* **Task details**
Below are some records. Pull every line that contains the word "million".

* **Material shown**
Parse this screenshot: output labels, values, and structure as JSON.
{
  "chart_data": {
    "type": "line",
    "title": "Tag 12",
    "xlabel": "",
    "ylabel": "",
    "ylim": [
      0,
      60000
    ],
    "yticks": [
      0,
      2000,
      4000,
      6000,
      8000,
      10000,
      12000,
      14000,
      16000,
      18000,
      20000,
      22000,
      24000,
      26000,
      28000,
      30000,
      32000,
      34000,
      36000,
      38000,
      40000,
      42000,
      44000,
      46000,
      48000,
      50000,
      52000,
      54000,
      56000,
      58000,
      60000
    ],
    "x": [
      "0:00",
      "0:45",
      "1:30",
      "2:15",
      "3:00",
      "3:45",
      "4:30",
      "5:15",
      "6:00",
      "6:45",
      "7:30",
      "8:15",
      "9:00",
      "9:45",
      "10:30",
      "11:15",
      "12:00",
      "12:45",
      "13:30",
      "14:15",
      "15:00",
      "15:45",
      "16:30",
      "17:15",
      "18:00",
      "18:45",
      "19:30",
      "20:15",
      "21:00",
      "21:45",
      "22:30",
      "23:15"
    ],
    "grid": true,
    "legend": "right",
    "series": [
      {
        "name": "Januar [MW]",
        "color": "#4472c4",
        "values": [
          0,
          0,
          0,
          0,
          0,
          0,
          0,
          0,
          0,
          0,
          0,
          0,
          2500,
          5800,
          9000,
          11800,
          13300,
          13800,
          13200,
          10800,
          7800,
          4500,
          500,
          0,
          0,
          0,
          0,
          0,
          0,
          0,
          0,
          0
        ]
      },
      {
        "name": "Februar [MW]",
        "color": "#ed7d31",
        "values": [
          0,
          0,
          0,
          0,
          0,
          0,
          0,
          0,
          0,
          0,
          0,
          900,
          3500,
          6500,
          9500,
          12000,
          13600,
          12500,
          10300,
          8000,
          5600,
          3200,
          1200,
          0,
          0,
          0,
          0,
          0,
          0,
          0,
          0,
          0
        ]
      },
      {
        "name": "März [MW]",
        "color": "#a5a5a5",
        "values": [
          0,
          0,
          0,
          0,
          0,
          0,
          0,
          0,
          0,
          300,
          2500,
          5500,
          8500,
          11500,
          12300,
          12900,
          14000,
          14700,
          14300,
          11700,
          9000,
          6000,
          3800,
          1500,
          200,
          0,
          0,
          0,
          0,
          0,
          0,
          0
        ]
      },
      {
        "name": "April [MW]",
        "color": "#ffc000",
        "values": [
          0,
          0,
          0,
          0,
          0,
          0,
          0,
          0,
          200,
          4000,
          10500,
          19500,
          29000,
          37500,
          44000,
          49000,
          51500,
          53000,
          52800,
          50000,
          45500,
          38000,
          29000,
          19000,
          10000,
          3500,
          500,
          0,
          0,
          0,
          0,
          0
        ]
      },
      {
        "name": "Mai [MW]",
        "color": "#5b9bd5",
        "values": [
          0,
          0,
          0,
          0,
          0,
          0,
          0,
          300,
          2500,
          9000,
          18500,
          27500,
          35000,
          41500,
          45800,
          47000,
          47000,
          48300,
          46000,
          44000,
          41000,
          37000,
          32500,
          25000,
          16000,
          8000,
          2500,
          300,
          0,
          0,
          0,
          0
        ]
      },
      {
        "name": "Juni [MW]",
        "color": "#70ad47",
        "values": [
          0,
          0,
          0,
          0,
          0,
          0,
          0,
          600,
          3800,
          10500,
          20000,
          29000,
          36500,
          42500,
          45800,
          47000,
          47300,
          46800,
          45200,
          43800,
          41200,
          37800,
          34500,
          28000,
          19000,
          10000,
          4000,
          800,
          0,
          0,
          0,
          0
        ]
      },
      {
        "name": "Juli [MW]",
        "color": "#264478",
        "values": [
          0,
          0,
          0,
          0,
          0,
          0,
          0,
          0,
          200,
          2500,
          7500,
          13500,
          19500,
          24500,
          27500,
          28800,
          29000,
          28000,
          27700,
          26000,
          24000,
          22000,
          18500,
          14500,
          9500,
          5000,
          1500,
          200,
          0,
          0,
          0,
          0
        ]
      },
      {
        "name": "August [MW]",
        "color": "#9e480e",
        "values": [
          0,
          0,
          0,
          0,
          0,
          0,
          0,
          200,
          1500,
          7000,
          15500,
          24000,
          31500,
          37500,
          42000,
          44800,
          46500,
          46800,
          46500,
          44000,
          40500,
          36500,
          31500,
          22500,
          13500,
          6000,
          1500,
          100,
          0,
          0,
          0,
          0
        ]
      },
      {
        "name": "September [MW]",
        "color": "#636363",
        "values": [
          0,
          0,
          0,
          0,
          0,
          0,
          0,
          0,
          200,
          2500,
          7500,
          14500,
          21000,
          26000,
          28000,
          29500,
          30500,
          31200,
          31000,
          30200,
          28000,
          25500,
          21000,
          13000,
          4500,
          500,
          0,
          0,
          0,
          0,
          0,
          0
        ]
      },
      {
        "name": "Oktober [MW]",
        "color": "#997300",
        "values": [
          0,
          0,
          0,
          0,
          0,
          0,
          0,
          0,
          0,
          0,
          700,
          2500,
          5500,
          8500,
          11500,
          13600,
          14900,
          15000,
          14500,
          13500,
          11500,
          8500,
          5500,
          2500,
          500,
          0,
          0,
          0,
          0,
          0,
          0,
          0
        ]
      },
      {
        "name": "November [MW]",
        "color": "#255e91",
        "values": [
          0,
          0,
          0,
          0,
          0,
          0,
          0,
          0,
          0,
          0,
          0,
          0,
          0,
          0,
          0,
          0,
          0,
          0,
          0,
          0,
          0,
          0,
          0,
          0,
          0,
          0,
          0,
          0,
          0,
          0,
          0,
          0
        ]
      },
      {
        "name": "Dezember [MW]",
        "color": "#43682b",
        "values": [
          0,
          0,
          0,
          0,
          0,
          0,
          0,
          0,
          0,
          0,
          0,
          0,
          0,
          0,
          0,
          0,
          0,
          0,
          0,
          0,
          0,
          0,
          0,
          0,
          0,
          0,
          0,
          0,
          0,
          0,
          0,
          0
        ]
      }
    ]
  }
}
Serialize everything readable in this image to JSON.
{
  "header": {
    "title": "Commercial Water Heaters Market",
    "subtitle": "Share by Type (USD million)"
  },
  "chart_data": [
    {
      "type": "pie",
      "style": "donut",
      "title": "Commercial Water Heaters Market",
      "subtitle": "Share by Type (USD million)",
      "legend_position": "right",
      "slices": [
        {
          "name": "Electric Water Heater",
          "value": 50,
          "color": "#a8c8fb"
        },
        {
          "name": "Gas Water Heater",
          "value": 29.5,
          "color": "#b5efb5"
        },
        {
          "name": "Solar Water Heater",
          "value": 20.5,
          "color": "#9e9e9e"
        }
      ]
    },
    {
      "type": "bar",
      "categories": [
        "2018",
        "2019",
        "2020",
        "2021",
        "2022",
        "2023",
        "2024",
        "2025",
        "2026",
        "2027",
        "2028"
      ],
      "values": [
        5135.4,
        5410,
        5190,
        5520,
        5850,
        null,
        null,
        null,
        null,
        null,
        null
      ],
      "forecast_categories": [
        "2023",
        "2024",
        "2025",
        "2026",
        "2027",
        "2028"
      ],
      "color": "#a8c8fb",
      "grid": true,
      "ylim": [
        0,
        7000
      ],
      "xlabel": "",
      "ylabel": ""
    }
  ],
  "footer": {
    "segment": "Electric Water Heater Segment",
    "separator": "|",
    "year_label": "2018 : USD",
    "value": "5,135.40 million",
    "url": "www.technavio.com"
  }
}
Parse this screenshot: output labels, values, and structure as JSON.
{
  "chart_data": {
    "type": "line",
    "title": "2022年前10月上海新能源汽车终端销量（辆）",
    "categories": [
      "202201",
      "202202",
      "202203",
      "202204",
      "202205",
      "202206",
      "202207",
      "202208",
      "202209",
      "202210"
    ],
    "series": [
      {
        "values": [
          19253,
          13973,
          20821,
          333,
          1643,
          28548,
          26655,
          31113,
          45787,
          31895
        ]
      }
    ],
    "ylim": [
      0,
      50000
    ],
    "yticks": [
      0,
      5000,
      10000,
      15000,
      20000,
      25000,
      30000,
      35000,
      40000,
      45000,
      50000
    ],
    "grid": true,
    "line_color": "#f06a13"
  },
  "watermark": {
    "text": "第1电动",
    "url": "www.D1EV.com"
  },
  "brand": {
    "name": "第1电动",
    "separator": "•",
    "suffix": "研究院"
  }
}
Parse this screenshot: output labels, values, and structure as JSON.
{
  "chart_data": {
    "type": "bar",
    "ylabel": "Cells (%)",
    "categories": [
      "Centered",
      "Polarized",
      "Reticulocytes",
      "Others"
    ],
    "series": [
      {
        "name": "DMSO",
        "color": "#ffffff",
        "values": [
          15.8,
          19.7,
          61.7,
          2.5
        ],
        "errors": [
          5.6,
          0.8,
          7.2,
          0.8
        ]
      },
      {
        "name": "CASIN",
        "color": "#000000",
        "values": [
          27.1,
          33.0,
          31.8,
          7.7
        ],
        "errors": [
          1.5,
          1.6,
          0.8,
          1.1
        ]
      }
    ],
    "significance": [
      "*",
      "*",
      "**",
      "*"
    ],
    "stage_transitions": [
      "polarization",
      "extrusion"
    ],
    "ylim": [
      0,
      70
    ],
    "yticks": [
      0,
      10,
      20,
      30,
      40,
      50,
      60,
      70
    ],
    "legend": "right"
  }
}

* **Task output**
    "subtitle": "Share by Type (USD million)"
      "subtitle": "Share by Type (USD million)",
    "value": "5,135.40 million",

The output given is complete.